Scan the entries and tally the lines that include the string "série". Reply with the figure alone.
#### WORKING DATA ####
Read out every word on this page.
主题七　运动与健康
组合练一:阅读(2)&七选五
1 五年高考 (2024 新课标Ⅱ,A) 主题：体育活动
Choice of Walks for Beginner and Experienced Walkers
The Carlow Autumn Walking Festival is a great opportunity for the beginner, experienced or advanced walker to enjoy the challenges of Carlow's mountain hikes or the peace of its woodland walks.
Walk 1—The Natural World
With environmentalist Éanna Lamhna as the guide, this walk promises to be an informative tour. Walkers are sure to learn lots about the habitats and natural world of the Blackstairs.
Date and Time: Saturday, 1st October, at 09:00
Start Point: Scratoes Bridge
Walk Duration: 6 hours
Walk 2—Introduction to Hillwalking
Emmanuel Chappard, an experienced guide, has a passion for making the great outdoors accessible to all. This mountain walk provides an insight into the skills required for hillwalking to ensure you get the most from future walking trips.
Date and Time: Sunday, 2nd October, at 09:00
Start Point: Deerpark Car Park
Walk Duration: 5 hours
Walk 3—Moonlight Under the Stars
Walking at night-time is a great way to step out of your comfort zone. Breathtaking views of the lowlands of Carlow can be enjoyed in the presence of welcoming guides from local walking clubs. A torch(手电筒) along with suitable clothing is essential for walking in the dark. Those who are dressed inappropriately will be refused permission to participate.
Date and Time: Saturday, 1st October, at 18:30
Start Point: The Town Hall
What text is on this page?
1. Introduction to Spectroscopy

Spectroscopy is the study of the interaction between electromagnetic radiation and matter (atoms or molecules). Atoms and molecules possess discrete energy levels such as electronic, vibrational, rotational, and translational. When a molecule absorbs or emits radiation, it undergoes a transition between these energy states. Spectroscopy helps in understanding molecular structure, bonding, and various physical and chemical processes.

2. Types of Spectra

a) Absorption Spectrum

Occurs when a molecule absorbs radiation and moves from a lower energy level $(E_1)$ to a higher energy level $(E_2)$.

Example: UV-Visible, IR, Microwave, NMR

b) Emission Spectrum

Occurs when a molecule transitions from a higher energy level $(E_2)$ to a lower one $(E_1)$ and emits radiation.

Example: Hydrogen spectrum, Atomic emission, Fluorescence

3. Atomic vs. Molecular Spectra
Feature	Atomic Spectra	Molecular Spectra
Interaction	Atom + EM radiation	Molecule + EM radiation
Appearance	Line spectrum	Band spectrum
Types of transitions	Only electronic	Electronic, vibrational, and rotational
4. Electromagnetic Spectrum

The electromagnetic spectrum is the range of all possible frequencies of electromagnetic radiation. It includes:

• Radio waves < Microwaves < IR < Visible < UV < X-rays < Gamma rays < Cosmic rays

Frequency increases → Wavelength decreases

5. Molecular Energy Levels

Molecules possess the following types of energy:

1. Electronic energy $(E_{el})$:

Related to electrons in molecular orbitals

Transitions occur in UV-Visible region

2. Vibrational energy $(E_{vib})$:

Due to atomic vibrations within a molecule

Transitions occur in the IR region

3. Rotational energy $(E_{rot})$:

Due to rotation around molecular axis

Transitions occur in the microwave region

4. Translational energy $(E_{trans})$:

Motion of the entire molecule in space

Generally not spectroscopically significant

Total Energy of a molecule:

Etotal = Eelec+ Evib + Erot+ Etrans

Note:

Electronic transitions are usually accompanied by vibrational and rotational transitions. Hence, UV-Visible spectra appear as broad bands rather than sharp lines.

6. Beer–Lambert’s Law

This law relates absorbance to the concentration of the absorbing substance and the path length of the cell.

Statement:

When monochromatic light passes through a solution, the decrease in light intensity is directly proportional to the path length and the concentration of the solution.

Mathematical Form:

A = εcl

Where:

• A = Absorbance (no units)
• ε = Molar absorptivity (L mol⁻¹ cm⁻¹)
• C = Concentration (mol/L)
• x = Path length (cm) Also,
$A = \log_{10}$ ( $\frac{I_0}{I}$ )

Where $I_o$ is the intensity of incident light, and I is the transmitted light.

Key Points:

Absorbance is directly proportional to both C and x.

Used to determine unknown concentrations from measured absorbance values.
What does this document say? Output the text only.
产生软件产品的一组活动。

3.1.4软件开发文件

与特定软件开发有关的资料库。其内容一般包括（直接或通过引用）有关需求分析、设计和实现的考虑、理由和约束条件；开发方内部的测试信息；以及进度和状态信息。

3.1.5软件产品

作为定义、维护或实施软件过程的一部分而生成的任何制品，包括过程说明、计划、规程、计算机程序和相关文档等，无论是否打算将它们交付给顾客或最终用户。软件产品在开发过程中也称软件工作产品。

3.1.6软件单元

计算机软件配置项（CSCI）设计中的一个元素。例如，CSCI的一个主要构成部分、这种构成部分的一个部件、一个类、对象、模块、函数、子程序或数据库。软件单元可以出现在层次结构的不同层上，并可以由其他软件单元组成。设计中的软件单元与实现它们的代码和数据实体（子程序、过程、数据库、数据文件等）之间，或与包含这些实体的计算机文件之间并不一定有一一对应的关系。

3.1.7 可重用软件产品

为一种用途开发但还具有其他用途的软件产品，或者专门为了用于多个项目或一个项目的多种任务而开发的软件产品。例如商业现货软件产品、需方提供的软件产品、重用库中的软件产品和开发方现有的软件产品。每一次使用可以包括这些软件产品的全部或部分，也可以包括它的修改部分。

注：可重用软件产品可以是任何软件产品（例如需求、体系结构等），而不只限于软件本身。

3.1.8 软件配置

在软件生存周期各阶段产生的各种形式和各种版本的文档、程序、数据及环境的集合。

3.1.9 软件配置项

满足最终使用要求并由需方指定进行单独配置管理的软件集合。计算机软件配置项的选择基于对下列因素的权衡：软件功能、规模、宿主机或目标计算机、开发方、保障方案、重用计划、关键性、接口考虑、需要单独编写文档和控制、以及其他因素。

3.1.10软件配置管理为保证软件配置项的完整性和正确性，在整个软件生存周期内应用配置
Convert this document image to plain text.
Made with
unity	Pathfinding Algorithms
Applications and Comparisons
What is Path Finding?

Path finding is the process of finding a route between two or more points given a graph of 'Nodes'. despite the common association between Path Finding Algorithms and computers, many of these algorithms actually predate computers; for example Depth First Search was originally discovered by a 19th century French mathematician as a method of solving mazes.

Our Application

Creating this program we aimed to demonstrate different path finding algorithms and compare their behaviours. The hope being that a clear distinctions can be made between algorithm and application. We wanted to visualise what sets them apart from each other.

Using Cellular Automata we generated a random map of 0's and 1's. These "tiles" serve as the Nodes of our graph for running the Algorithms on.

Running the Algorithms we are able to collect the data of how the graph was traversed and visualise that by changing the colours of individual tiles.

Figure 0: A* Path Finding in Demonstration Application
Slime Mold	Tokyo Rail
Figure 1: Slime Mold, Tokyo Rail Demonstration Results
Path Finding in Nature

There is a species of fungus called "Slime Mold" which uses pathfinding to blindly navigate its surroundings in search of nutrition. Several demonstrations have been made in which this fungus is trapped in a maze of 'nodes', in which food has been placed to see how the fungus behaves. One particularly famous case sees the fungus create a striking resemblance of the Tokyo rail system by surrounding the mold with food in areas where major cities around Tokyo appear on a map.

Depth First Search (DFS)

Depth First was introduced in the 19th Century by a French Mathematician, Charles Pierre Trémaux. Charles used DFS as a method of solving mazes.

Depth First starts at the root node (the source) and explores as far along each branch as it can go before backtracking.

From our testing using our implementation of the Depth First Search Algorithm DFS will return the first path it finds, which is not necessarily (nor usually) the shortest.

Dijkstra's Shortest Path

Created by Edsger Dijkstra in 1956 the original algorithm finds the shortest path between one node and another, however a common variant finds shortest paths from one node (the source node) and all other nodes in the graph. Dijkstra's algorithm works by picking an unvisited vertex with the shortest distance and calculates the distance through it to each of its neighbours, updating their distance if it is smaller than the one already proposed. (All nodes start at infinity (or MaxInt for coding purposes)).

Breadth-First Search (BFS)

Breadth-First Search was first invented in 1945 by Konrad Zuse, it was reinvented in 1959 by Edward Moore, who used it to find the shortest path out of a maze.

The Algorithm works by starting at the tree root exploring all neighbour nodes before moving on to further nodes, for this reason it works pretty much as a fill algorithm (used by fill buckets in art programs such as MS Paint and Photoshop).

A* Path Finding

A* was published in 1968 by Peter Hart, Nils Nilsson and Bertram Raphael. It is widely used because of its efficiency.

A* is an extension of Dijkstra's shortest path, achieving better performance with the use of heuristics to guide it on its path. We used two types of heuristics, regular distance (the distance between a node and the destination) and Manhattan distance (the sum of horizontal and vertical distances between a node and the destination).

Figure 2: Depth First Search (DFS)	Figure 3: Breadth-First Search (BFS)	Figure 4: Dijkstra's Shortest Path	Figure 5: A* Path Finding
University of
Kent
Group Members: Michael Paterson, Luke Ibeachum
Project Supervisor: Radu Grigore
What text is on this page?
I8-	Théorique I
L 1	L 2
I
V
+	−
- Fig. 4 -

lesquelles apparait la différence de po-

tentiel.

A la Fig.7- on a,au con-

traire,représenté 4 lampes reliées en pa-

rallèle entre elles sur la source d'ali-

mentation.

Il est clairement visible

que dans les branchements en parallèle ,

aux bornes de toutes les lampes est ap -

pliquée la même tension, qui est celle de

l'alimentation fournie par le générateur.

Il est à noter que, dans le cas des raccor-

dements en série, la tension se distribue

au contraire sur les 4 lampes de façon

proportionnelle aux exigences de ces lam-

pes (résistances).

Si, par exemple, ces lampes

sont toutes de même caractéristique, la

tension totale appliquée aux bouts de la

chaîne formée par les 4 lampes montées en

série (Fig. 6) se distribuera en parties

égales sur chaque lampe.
####
COMPLETED EXERCISE —
2